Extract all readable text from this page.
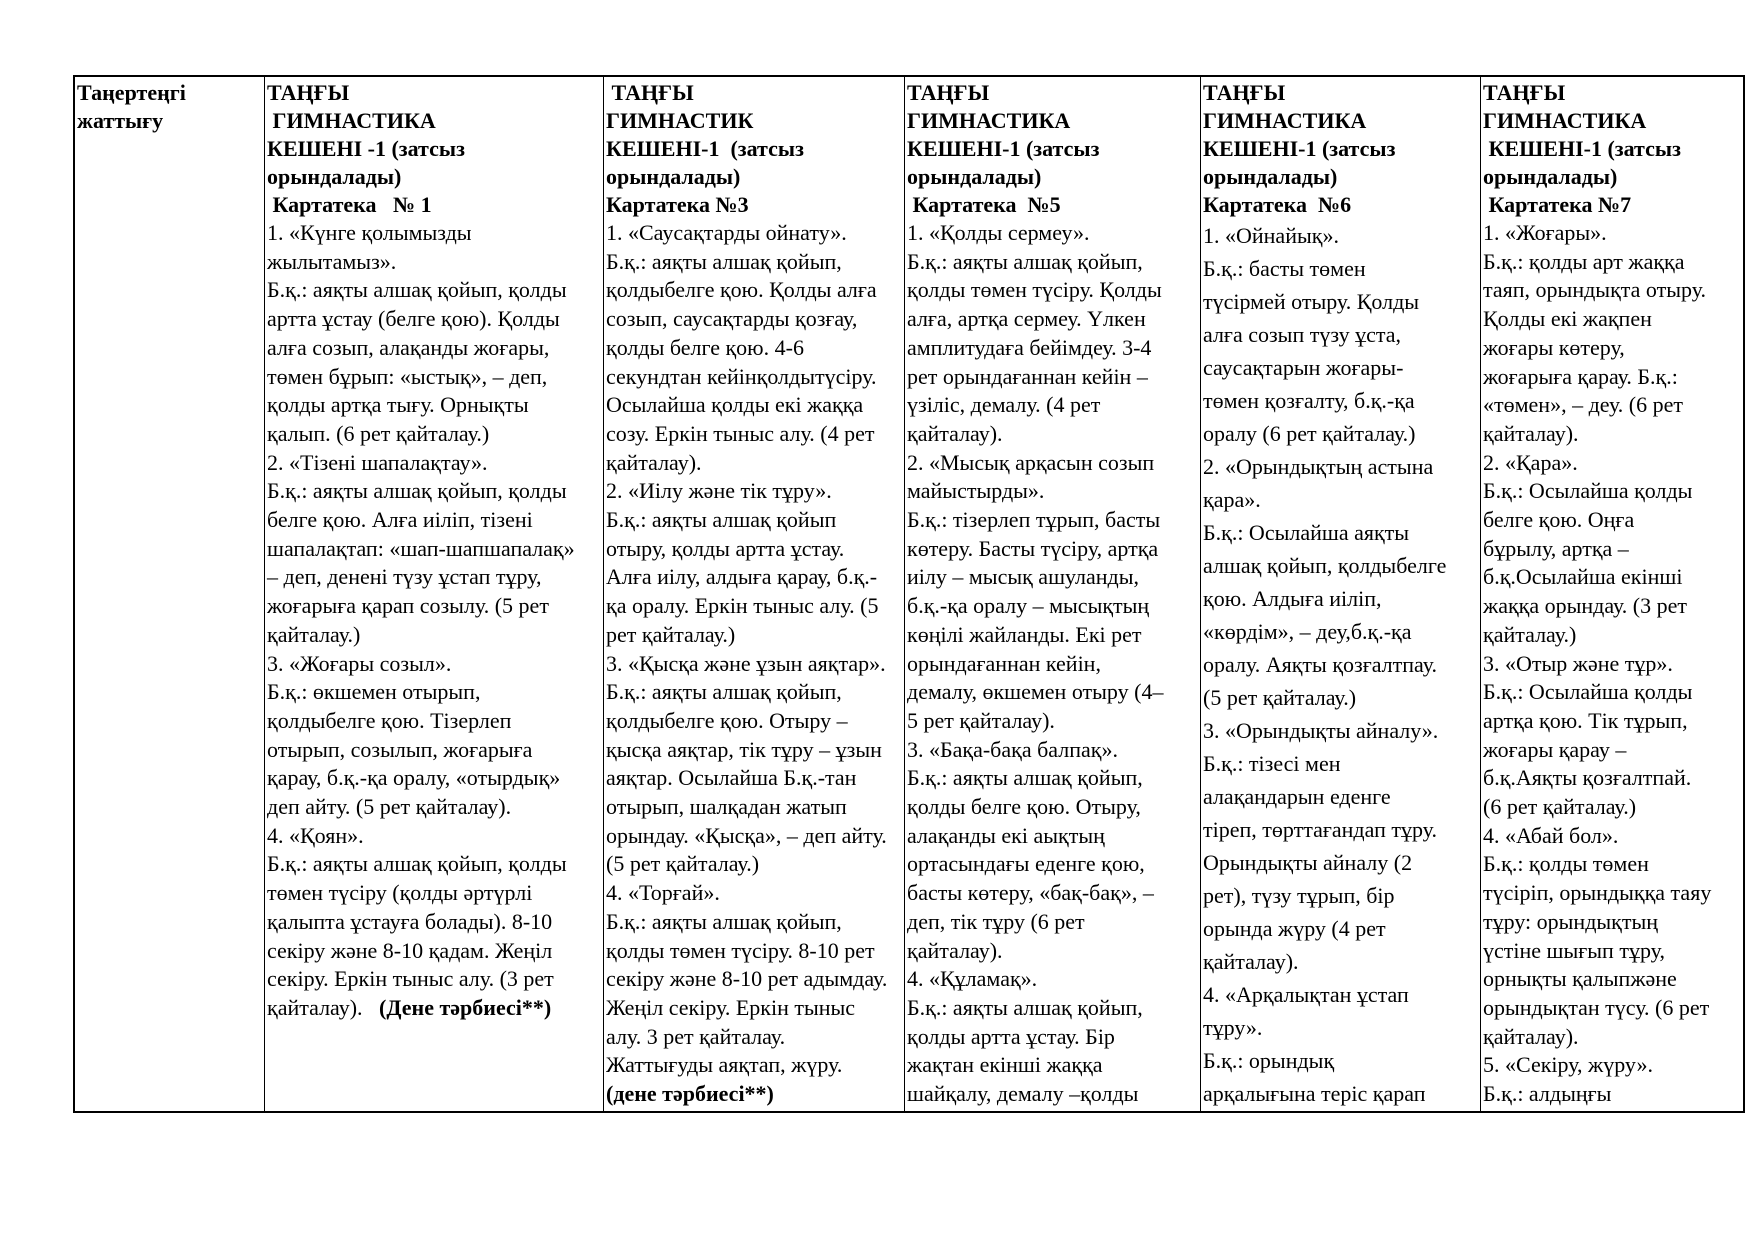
Таңертеңгі
жаттығу
ТАҢҒЫ
ГИМНАСТИКА
КЕШЕНІ -1 (затсыз
орындалады)
Картатека   № 1
1. «Күнге қолымызды
жылытамыз».
Б.қ.: аяқты алшақ қойып, қолды
артта ұстау (белге қою). Қолды
алға созып, алақанды жоғары,
төмен бұрып: «ыстық», – деп,
қолды артқа тығу. Орнықты
қалып. (6 рет қайталау.)
2. «Тізені шапалақтау».
Б.қ.: аяқты алшақ қойып, қолды
белге қою. Алға иіліп, тізені
шапалақтап: «шап-шапшапалақ»
– деп, денені түзу ұстап тұру,
жоғарыға қарап созылу. (5 рет
қайталау.)
3. «Жоғары созыл».
Б.қ.: өкшемен отырып,
қолдыбелге қою. Тізерлеп
отырып, созылып, жоғарыға
қарау, б.қ.-қа оралу, «отырдық»
деп айту. (5 рет қайталау).
4. «Қоян».
Б.қ.: аяқты алшақ қойып, қолды
төмен түсіру (қолды әртүрлі
қалыпта ұстауға болады). 8-10
секіру және 8-10 қадам. Жеңіл
секіру. Еркін тыныс алу. (3 рет
қайталау).   (Дене тәрбиесі**)
ТАҢҒЫ
ГИМНАСТИК
КЕШЕНІ-1  (затсыз
орындалады)
Картатека №3
1. «Саусақтарды ойнату».
Б.қ.: аяқты алшақ қойып,
қолдыбелге қою. Қолды алға
созып, саусақтарды қозғау,
қолды белге қою. 4-6
секундтан кейінқолдытүсіру.
Осылайша қолды екі жаққа
созу. Еркін тыныс алу. (4 рет
қайталау).
2. «Иілу және тік тұру».
Б.қ.: аяқты алшақ қойып
отыру, қолды артта ұстау.
Алға иілу, алдыға қарау, б.қ.-
қа оралу. Еркін тыныс алу. (5
рет қайталау.)
3. «Қысқа және ұзын аяқтар».
Б.қ.: аяқты алшақ қойып,
қолдыбелге қою. Отыру –
қысқа аяқтар, тік тұру – ұзын
аяқтар. Осылайша Б.қ.-тан
отырып, шалқадан жатып
орындау. «Қысқа», – деп айту.
(5 рет қайталау.)
4. «Торғай».
Б.қ.: аяқты алшақ қойып,
қолды төмен түсіру. 8-10 рет
секіру және 8-10 рет адымдау.
Жеңіл секіру. Еркін тыныс
алу. 3 рет қайталау.
Жаттығуды аяқтап, жүру.
(дене тәрбиесі**)
ТАҢҒЫ
ГИМНАСТИКА
КЕШЕНІ-1 (затсыз
орындалады)
Картатека  №5
1. «Қолды сермеу».
Б.қ.: аяқты алшақ қойып,
қолды төмен түсіру. Қолды
алға, артқа сермеу. Үлкен
амплитудаға бейімдеу. 3-4
рет орындағаннан кейін –
үзіліс, демалу. (4 рет
қайталау).
2. «Мысық арқасын созып
майыстырды».
Б.қ.: тізерлеп тұрып, басты
көтеру. Басты түсіру, артқа
иілу – мысық ашуланды,
б.қ.-қа оралу – мысықтың
көңілі жайланды. Екі рет
орындағаннан кейін,
демалу, өкшемен отыру (4–
5 рет қайталау).
3. «Бақа-бақа балпақ».
Б.қ.: аяқты алшақ қойып,
қолды белге қою. Отыру,
алақанды екі аықтың
ортасындағы еденге қою,
басты көтеру, «бақ-бақ», –
деп, тік тұру (6 рет
қайталау).
4. «Құламақ».
Б.қ.: аяқты алшақ қойып,
қолды артта ұстау. Бір
жақтан екінші жаққа
шайқалу, демалу –қолды
ТАҢҒЫ
ГИМНАСТИКА
КЕШЕНІ-1 (затсыз
орындалады)
Картатека  №6
1. «Ойнайық».
Б.қ.: басты төмен
түсірмей отыру. Қолды
алға созып түзу ұста,
саусақтарын жоғары-
төмен қозғалту, б.қ.-қа
оралу (6 рет қайталау.)
2. «Орындықтың астына
қара».
Б.қ.: Осылайша аяқты
алшақ қойып, қолдыбелге
қою. Алдыға иіліп,
«көрдім», – деу,б.қ.-қа
оралу. Аяқты қозғалтпау.
(5 рет қайталау.)
3. «Орындықты айналу».
Б.қ.: тізесі мен
алақандарын еденге
тіреп, төрттағандап тұру.
Орындықты айналу (2
рет), түзу тұрып, бір
орында жүру (4 рет
қайталау).
4. «Арқалықтан ұстап
тұру».
Б.қ.: орындық
арқалығына теріс қарап
ТАҢҒЫ
ГИМНАСТИКА
КЕШЕНІ-1 (затсыз
орындалады)
Картатека №7
1. «Жоғары».
Б.қ.: қолды арт жаққа
таяп, орындықта отыру.
Қолды екі жақпен
жоғары көтеру,
жоғарыға қарау. Б.қ.:
«төмен», – деу. (6 рет
қайталау).
2. «Қара».
Б.қ.: Осылайша қолды
белге қою. Оңға
бұрылу, артқа –
б.қ.Осылайша екінші
жаққа орындау. (3 рет
қайталау.)
3. «Отыр және тұр».
Б.қ.: Осылайша қолды
артқа қою. Тік тұрып,
жоғары қарау –
б.қ.Аяқты қозғалтпай.
(6 рет қайталау.)
4. «Абай бол».
Б.қ.: қолды төмен
түсіріп, орындыққа таяу
тұру: орындықтың
үстіне шығып тұру,
орнықты қалыпжәне
орындықтан түсу. (6 рет
қайталау).
5. «Секіру, жүру».
Б.қ.: алдыңғы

TASK TO COMPLETE >>
Select from the material above each line in which the string "төмен" appears, and list those lines.

OUTPUT >>
төмен бұрып: «ыстық», – деп,
төмен түсіру (қолды әртүрлі
қолды төмен түсіру. 8-10 рет
қолды төмен түсіру. Қолды
Б.қ.: басты төмен
төмен қозғалту, б.қ.-қа
«төмен», – деу. (6 рет
Б.қ.: қолды төмен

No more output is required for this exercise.